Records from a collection
☆ ☆ ☆ ☆ ☆ ☆ ☆

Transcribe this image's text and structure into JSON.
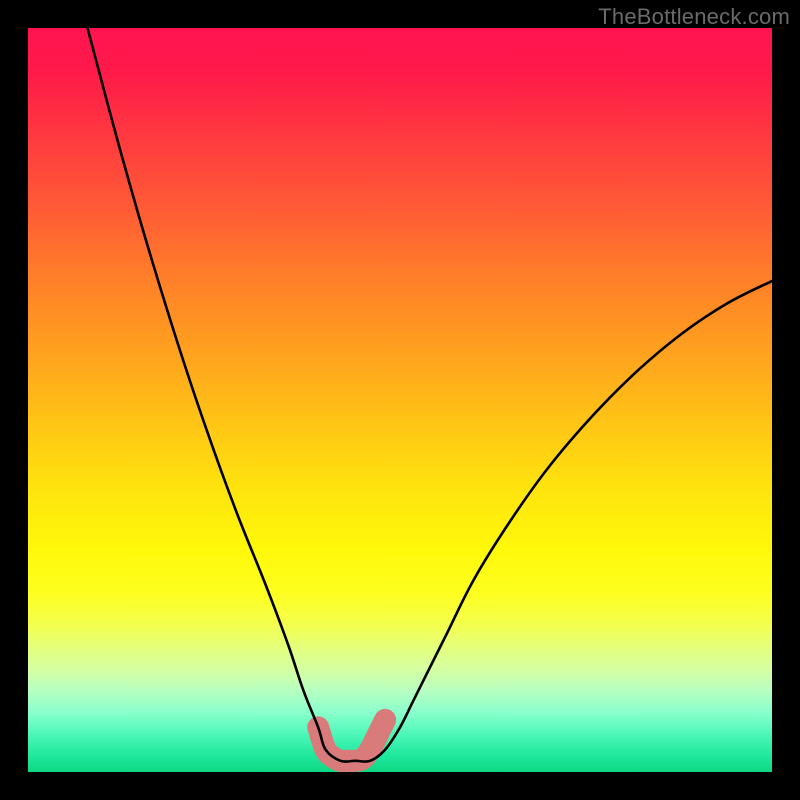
{
  "watermark": "TheBottleneck.com",
  "chart_data": {
    "type": "line",
    "title": "",
    "xlabel": "",
    "ylabel": "",
    "xlim": [
      0,
      100
    ],
    "ylim": [
      0,
      100
    ],
    "grid": false,
    "legend": false,
    "annotations": [],
    "series": [
      {
        "name": "bottleneck-curve",
        "x": [
          8,
          12,
          16,
          20,
          24,
          28,
          32,
          35,
          37,
          39,
          40,
          42,
          44,
          46,
          48,
          50,
          52,
          56,
          60,
          65,
          70,
          76,
          82,
          88,
          94,
          100
        ],
        "y": [
          100,
          85,
          71,
          58,
          46,
          35,
          25,
          17,
          11,
          6,
          3,
          1.5,
          1.5,
          1.5,
          3,
          6,
          10,
          18,
          26,
          34,
          41,
          48,
          54,
          59,
          63,
          66
        ]
      },
      {
        "name": "highlight-region",
        "x": [
          39,
          40,
          41,
          42,
          43,
          44,
          45,
          46,
          47,
          48
        ],
        "y": [
          6,
          3,
          2,
          1.5,
          1.5,
          1.5,
          1.8,
          3,
          5,
          7
        ]
      }
    ],
    "styles": {
      "bottleneck-curve": {
        "stroke": "#000000",
        "width": 2.5
      },
      "highlight-region": {
        "stroke": "#d97b7b",
        "width": 18,
        "linecap": "round"
      }
    }
  }
}
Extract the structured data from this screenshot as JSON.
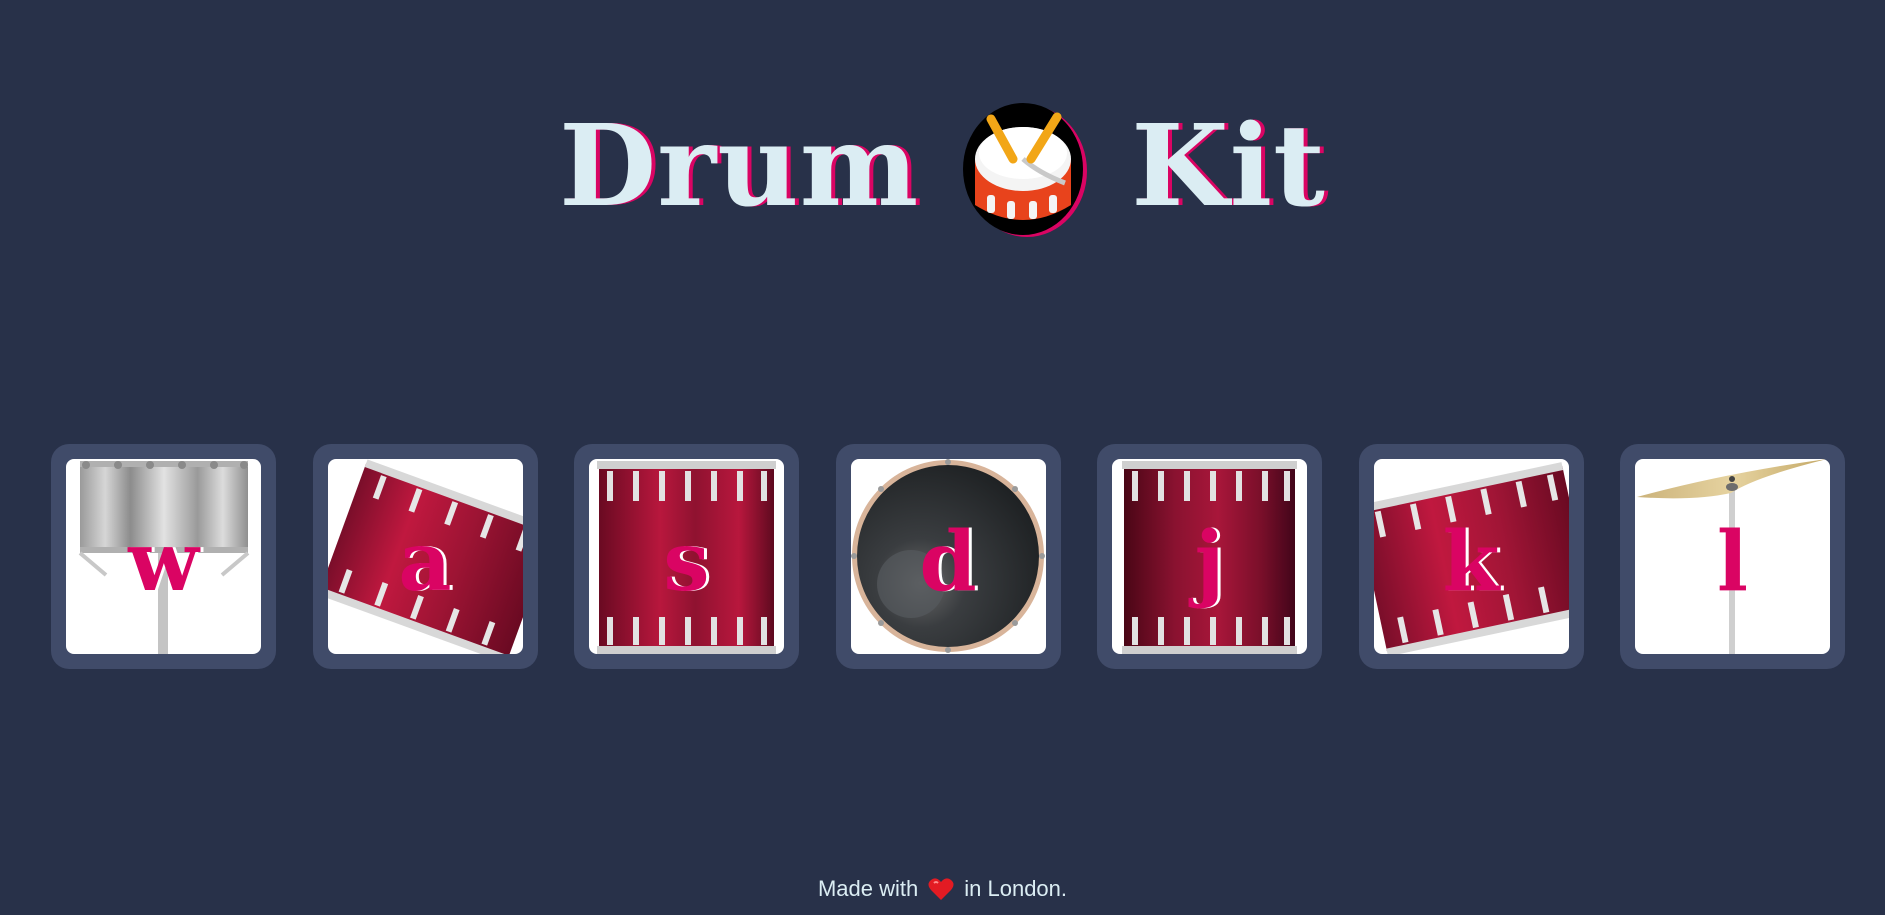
{
  "header": {
    "title_left": "Drum",
    "title_emoji": "drum-icon",
    "title_right": "Kit"
  },
  "drums": [
    {
      "key": "w",
      "instrument_icon": "tom-drum-icon"
    },
    {
      "key": "a",
      "instrument_icon": "tilted-tom-drum-icon"
    },
    {
      "key": "s",
      "instrument_icon": "floor-tom-drum-icon"
    },
    {
      "key": "d",
      "instrument_icon": "kick-drum-icon"
    },
    {
      "key": "j",
      "instrument_icon": "snare-drum-icon"
    },
    {
      "key": "k",
      "instrument_icon": "tilted-tom-drum-icon"
    },
    {
      "key": "l",
      "instrument_icon": "crash-cymbal-icon"
    }
  ],
  "footer": {
    "prefix": "Made with",
    "icon": "heart-icon",
    "suffix": "in London."
  },
  "colors": {
    "background": "#283149",
    "button_frame": "#404b69",
    "accent": "#da0463",
    "title_text": "#dbedf3",
    "drum_red": "#a0163a"
  }
}
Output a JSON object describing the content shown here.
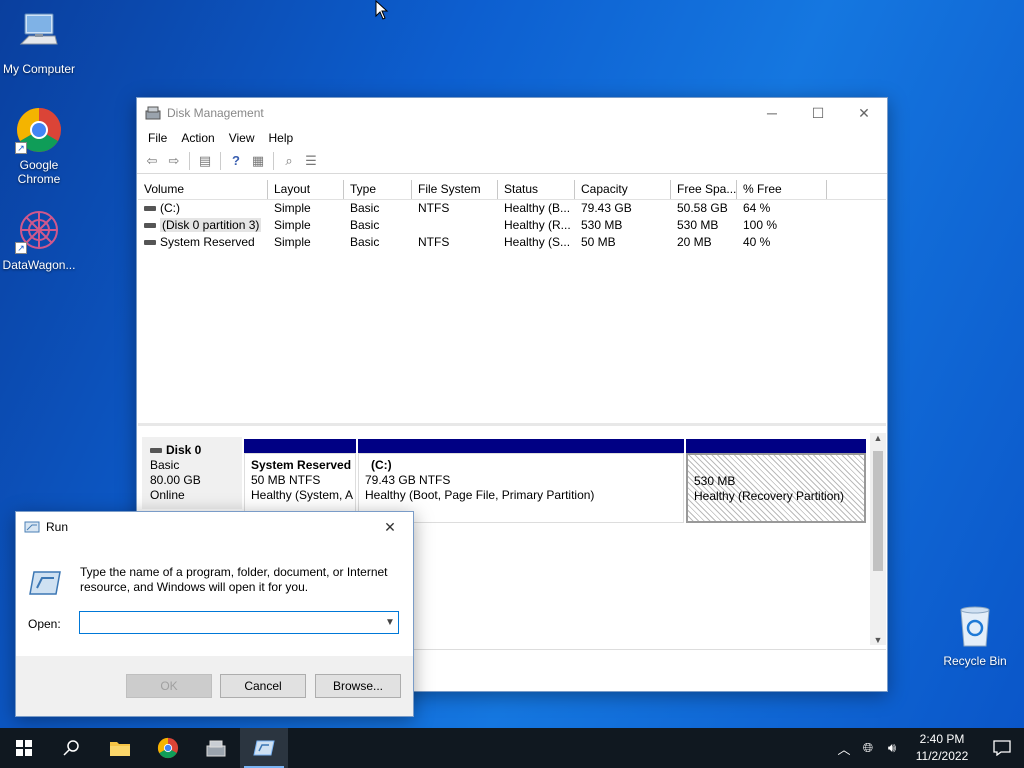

☆ ☆ ☆ ☆ ☆ ☆ ☆

§ **Task statement**:
Copy every record above exactly, leaving out any pictures.

§ **Solution to the exercise**:
Transcribe this image's text and structure into JSON.
{
  "watermark": "TheBottleneck.com",
  "chart_data": {
    "type": "line",
    "title": "",
    "xlabel": "",
    "ylabel": "",
    "xlim": [
      0,
      100
    ],
    "ylim": [
      0,
      100
    ],
    "grid": false,
    "legend": false,
    "annotations": [],
    "series": [
      {
        "name": "bottleneck-curve",
        "x": [
          8,
          12,
          16,
          20,
          24,
          28,
          32,
          35,
          37,
          39,
          40,
          42,
          44,
          46,
          48,
          50,
          52,
          56,
          60,
          65,
          70,
          76,
          82,
          88,
          94,
          100
        ],
        "y": [
          100,
          85,
          71,
          58,
          46,
          35,
          25,
          17,
          11,
          6,
          3,
          1.5,
          1.5,
          1.5,
          3,
          6,
          10,
          18,
          26,
          34,
          41,
          48,
          54,
          59,
          63,
          66
        ]
      },
      {
        "name": "highlight-region",
        "x": [
          39,
          40,
          41,
          42,
          43,
          44,
          45,
          46,
          47,
          48
        ],
        "y": [
          6,
          3,
          2,
          1.5,
          1.5,
          1.5,
          1.8,
          3,
          5,
          7
        ]
      }
    ],
    "styles": {
      "bottleneck-curve": {
        "stroke": "#000000",
        "width": 2.5
      },
      "highlight-region": {
        "stroke": "#d97b7b",
        "width": 18,
        "linecap": "round"
      }
    }
  }
}
Extract the structured data from this screenshot as JSON.
{
  "header": {
    "title_left": "Drum",
    "title_emoji": "drum-icon",
    "title_right": "Kit"
  },
  "drums": [
    {
      "key": "w",
      "instrument_icon": "tom-drum-icon"
    },
    {
      "key": "a",
      "instrument_icon": "tilted-tom-drum-icon"
    },
    {
      "key": "s",
      "instrument_icon": "floor-tom-drum-icon"
    },
    {
      "key": "d",
      "instrument_icon": "kick-drum-icon"
    },
    {
      "key": "j",
      "instrument_icon": "snare-drum-icon"
    },
    {
      "key": "k",
      "instrument_icon": "tilted-tom-drum-icon"
    },
    {
      "key": "l",
      "instrument_icon": "crash-cymbal-icon"
    }
  ],
  "footer": {
    "prefix": "Made with",
    "icon": "heart-icon",
    "suffix": "in London."
  },
  "colors": {
    "background": "#283149",
    "button_frame": "#404b69",
    "accent": "#da0463",
    "title_text": "#dbedf3",
    "drum_red": "#a0163a"
  }
}
Output a JSON object describing the content shown here.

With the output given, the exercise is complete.